What is the number of lines in the entries below that include the word "color"? Provide the number only.

>> START Material for the task

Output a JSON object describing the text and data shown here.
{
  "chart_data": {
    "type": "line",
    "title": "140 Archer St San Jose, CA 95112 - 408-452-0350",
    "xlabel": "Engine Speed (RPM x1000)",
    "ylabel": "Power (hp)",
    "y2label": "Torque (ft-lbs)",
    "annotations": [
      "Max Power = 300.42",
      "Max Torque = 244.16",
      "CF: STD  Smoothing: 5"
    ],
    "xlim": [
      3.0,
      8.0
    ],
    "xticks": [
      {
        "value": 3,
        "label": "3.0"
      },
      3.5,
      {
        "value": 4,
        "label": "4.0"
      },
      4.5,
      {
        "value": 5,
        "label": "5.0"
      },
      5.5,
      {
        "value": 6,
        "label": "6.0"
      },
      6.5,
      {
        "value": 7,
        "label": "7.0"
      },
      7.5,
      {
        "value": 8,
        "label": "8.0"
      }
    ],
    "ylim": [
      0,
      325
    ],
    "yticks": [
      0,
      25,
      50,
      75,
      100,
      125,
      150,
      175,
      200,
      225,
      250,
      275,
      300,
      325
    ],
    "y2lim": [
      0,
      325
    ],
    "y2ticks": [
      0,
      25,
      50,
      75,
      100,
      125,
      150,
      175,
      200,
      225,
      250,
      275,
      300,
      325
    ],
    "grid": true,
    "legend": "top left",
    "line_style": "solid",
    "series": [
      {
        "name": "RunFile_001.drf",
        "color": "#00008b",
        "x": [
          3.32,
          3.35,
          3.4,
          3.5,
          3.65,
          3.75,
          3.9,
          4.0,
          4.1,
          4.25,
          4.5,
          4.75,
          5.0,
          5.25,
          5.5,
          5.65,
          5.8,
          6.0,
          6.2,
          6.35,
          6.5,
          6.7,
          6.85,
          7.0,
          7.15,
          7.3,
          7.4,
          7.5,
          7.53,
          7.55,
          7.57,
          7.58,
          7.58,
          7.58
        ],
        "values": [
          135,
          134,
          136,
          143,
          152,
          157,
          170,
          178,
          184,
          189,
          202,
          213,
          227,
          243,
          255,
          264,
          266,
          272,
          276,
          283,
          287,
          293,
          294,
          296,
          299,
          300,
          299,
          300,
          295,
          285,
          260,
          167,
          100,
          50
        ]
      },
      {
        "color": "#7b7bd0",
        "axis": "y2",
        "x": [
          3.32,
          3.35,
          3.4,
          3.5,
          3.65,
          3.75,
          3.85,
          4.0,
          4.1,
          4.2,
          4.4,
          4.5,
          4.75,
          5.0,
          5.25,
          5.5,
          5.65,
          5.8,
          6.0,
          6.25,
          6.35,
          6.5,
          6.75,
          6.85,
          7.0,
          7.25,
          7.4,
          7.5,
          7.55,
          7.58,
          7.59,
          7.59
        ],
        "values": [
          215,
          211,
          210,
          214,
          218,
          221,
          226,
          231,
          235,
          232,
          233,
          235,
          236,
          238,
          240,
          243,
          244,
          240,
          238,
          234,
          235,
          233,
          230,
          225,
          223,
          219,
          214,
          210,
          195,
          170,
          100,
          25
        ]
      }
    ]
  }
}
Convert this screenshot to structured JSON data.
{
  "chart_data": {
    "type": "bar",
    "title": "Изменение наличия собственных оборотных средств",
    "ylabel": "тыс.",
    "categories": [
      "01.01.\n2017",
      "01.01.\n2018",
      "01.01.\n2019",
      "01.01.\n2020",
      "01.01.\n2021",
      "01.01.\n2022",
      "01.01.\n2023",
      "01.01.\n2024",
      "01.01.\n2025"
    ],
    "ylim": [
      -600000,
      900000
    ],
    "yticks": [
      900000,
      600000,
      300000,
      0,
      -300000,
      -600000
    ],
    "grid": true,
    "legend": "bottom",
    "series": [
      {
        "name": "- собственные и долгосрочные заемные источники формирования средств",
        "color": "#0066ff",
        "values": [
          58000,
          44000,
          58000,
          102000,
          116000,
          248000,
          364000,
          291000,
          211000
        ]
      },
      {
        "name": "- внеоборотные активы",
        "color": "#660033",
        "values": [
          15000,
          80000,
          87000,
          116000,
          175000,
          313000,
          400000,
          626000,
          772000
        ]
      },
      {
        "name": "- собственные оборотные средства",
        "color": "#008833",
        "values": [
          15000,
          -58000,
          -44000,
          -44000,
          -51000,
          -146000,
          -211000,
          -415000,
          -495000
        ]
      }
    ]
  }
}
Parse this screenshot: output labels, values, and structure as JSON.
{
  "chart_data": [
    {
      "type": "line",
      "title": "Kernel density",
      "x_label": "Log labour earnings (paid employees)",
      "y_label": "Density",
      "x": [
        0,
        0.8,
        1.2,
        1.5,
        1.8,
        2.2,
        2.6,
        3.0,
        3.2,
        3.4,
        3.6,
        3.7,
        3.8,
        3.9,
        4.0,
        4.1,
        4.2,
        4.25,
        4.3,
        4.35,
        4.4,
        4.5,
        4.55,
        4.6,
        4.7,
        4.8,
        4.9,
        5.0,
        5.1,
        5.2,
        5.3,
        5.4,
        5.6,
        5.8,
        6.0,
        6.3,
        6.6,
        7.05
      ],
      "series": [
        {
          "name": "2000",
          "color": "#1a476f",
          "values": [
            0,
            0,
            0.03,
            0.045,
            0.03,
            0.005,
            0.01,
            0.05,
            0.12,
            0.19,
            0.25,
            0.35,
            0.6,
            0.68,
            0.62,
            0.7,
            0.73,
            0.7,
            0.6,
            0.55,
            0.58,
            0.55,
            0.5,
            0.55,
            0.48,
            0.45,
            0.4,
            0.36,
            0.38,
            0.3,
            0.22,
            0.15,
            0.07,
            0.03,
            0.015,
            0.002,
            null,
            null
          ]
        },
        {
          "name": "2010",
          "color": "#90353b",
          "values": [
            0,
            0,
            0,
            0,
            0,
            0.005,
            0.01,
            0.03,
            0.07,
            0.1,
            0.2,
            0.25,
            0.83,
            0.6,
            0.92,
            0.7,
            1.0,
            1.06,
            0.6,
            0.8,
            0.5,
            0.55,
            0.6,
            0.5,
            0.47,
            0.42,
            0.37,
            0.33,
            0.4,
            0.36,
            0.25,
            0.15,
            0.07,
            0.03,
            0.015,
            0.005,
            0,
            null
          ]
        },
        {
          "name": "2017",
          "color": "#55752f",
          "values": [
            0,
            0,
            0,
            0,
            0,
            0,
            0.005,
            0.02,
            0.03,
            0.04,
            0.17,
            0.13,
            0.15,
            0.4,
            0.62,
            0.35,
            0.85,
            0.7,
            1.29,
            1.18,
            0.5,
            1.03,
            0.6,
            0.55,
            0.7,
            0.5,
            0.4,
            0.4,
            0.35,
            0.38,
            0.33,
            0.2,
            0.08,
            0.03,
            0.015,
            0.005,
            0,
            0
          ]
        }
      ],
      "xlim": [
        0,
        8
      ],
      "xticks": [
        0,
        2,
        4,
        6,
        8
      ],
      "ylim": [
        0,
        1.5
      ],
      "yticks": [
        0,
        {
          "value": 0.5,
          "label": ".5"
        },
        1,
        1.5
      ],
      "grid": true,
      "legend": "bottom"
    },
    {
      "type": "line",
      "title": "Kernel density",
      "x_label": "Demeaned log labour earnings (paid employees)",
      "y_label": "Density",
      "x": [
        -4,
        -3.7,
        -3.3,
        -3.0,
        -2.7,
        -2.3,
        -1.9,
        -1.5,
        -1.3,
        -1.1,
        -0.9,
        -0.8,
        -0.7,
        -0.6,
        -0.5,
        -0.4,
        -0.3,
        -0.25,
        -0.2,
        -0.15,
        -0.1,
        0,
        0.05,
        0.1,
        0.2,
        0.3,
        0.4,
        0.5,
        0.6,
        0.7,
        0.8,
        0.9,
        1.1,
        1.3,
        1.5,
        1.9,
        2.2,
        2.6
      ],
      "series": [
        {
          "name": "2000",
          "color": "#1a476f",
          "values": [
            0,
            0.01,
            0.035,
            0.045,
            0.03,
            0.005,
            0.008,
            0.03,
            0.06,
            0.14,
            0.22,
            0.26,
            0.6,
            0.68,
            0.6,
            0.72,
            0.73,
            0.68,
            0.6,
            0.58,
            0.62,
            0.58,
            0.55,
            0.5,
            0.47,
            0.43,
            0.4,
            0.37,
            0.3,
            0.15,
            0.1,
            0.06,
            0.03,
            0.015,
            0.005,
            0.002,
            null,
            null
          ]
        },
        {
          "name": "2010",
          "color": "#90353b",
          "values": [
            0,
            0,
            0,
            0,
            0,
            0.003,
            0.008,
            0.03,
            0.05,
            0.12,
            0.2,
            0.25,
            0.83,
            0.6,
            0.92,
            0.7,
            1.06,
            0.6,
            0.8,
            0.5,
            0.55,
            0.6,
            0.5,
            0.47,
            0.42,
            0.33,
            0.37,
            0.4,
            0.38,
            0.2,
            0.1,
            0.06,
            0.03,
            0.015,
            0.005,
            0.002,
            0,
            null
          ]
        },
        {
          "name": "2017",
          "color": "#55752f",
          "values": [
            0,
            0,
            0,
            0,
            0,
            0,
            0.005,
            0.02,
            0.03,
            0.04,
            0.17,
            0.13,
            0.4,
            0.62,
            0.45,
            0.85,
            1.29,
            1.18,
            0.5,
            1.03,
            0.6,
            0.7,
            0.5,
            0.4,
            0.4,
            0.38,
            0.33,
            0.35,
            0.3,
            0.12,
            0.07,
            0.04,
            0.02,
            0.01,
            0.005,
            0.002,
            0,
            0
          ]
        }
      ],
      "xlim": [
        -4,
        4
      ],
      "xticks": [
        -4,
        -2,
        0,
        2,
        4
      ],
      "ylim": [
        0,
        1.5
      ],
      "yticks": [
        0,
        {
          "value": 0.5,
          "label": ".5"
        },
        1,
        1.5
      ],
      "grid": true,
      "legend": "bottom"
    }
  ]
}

>> END Material for the task

Response for this exercise
11